Return all lines from the listing below in which the string "color" occurs.
>> start Information given
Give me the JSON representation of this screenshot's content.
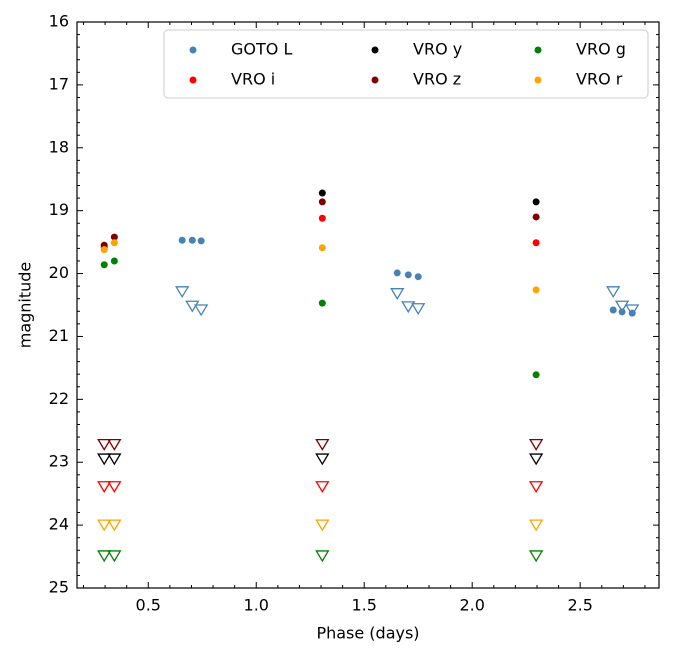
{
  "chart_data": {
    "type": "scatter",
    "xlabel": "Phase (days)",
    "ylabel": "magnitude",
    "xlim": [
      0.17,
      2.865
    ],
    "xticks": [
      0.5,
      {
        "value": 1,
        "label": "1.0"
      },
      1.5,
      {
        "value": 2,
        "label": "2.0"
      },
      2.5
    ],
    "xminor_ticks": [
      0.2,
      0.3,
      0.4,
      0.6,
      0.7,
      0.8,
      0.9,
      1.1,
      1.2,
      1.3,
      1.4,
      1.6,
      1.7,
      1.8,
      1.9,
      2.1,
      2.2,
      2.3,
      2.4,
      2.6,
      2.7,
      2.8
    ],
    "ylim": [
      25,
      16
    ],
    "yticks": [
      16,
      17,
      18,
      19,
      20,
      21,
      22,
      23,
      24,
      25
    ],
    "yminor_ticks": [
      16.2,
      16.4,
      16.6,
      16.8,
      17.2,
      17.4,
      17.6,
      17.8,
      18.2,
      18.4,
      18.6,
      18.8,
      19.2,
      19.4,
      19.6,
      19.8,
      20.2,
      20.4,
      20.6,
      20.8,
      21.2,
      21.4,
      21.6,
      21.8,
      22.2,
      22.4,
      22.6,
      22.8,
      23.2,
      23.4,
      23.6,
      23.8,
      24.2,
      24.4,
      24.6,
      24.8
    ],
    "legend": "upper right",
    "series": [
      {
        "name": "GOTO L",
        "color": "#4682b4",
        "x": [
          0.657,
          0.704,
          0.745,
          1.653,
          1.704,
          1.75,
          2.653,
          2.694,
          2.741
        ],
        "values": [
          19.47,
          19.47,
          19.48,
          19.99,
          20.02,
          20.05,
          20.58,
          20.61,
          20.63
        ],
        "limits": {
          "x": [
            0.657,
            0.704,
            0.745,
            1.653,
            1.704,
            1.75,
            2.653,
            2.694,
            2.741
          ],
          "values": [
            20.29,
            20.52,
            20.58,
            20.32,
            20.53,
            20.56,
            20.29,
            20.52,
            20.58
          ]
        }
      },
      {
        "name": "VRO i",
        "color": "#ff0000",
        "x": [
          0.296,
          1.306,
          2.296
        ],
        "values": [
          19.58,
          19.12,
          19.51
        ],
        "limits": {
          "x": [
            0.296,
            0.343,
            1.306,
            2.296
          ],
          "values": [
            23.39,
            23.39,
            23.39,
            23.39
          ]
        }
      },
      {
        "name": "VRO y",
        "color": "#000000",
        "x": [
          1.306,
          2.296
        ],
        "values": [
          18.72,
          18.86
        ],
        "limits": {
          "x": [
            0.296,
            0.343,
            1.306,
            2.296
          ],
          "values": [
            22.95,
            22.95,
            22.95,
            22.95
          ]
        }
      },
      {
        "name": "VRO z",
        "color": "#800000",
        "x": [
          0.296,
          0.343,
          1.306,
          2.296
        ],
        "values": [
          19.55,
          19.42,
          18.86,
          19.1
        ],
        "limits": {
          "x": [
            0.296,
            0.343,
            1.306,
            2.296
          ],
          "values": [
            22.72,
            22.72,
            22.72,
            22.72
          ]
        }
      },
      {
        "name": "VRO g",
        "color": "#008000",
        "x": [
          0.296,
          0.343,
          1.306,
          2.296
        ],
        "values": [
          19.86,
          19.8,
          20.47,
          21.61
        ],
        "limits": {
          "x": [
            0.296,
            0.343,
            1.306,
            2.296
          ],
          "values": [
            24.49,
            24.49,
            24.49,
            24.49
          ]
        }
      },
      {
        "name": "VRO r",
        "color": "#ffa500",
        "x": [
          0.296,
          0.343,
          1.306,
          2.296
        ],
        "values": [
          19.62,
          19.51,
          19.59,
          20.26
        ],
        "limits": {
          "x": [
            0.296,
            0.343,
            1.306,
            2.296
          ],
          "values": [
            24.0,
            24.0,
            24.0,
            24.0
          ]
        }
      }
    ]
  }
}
>> end Information given
## [Result of the task]
        "color": "#4682b4",
        "color": "#ff0000",
        "color": "#000000",
        "color": "#800000",
        "color": "#008000",
        "color": "#ffa500",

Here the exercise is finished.